Dataset excerpts
* START *
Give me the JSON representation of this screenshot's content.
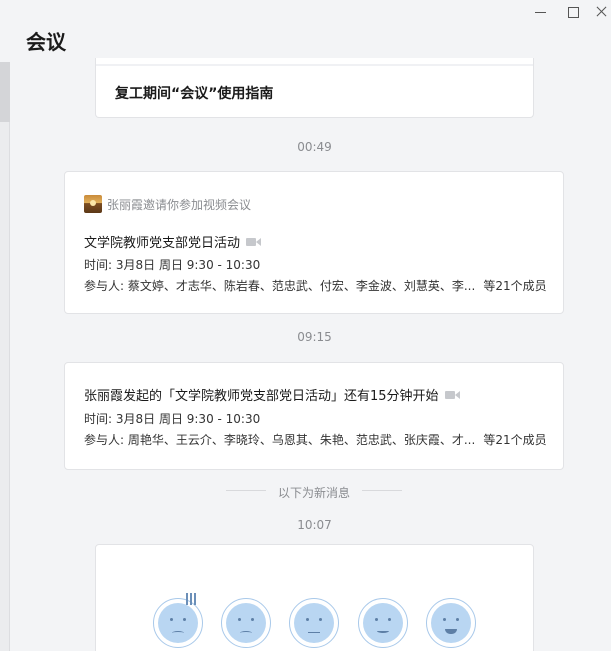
{
  "window": {
    "title": "会议"
  },
  "guide": {
    "title": "复工期间“会议”使用指南"
  },
  "timestamps": [
    "00:49",
    "09:15",
    "10:07"
  ],
  "meeting_invite": {
    "inviter_text": "张丽霞邀请你参加视频会议",
    "title": "文学院教师党支部党日活动",
    "time_label": "时间: 3月8日 周日 9:30 - 10:30",
    "participants_label": "参与人: 蔡文婷、才志华、陈岩春、范忠武、付宏、李金波、刘慧英、李...",
    "participants_count": "等21个成员"
  },
  "meeting_reminder": {
    "title": "张丽霞发起的「文学院教师党支部党日活动」还有15分钟开始",
    "time_label": "时间: 3月8日 周日 9:30 - 10:30",
    "participants_label": "参与人: 周艳华、王云介、李晓玲、乌恩其、朱艳、范忠武、张庆霞、才...",
    "participants_count": "等21个成员"
  },
  "new_messages_label": "以下为新消息",
  "survey": {
    "faces": [
      "very-unsatisfied-face-icon",
      "unsatisfied-face-icon",
      "neutral-face-icon",
      "satisfied-face-icon",
      "very-satisfied-face-icon"
    ]
  },
  "colors": {
    "background": "#f3f4f6",
    "card": "#ffffff",
    "face_fill": "#b9d6f2",
    "muted_text": "#8a8c90"
  }
}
* END *
* _What is expected_
Copy out every line from the records that has the word "title".

* _Solution to this exercise_
    "title": "会议"
    "title": "复工期间“会议”使用指南"
    "title": "文学院教师党支部党日活动",
    "title": "张丽霞发起的「文学院教师党支部党日活动」还有15分钟开始",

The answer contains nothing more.